WHAT TO DO:
Lines containing the word "cos²" are the ones to copy from the records below.

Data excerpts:
:::

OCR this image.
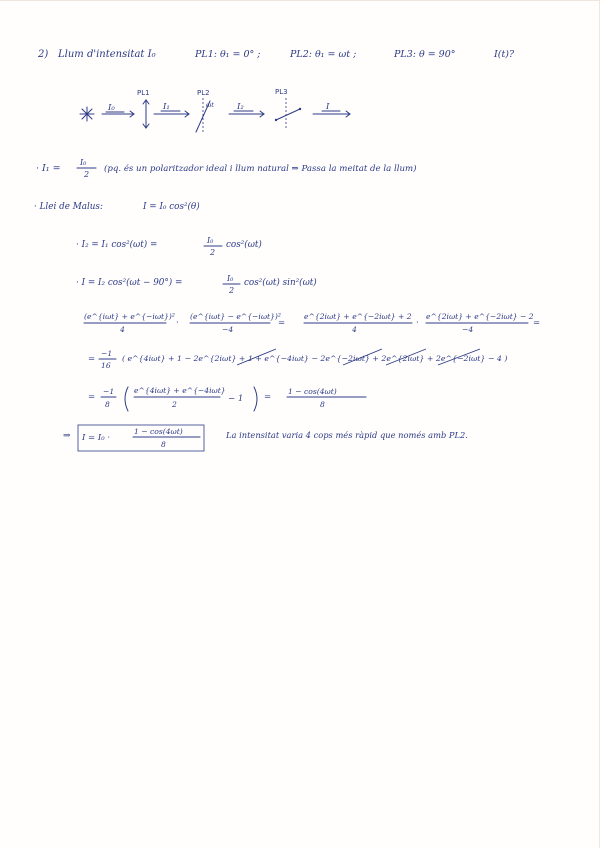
2) Llum d'intensitat I₀	PL1: θ₁ = 0° ;	PL2: θ₁ = ωt ;	PL3: θ = 90°	I(t)?
I₀
PL1
I₁
PL2
ωt	I₂
PL3
I
· I₁ =
I₀
2
(pq. és un polaritzador ideal i llum natural ⇒ Passa la meitat de la llum)
· Llei de Malus:	I = I₀ cos²(θ)
· I₂ = I₁ cos²(ωt) =	I₀
2
cos²(ωt)
· I = I₂ cos²(ωt − 90°) =	I₀
2
cos²(ωt) sin²(ωt)
(e^{iωt} + e^{−iωt})²
4
·
(e^{iωt} − e^{−iωt})²
−4
=
e^{2iωt} + e^{−2iωt} + 2
4
·
e^{2iωt} + e^{−2iωt} − 2
−4
=
=
−1
16
( e^{4iωt} + 1 − 2e^{2iωt} + 1 + e^{−4iωt} − 2e^{−2iωt} + 2e^{2iωt} + 2e^{−2iωt} − 4 )
=
−1
8
e^{4iωt} + e^{−4iωt}
2
− 1 =
1 − cos(4ωt)
8
⇒ I = I₀ ·
1 − cos(4ωt)
8
La intensitat varia 4 cops més ràpid que només amb PL2.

:::

SOLVED EXERCISE:
· Llei de Malus:	I = I₀ cos²(θ)
· I₂ = I₁ cos²(ωt) =	I₀
cos²(ωt)
· I = I₂ cos²(ωt − 90°) =	I₀
cos²(ωt) sin²(ωt)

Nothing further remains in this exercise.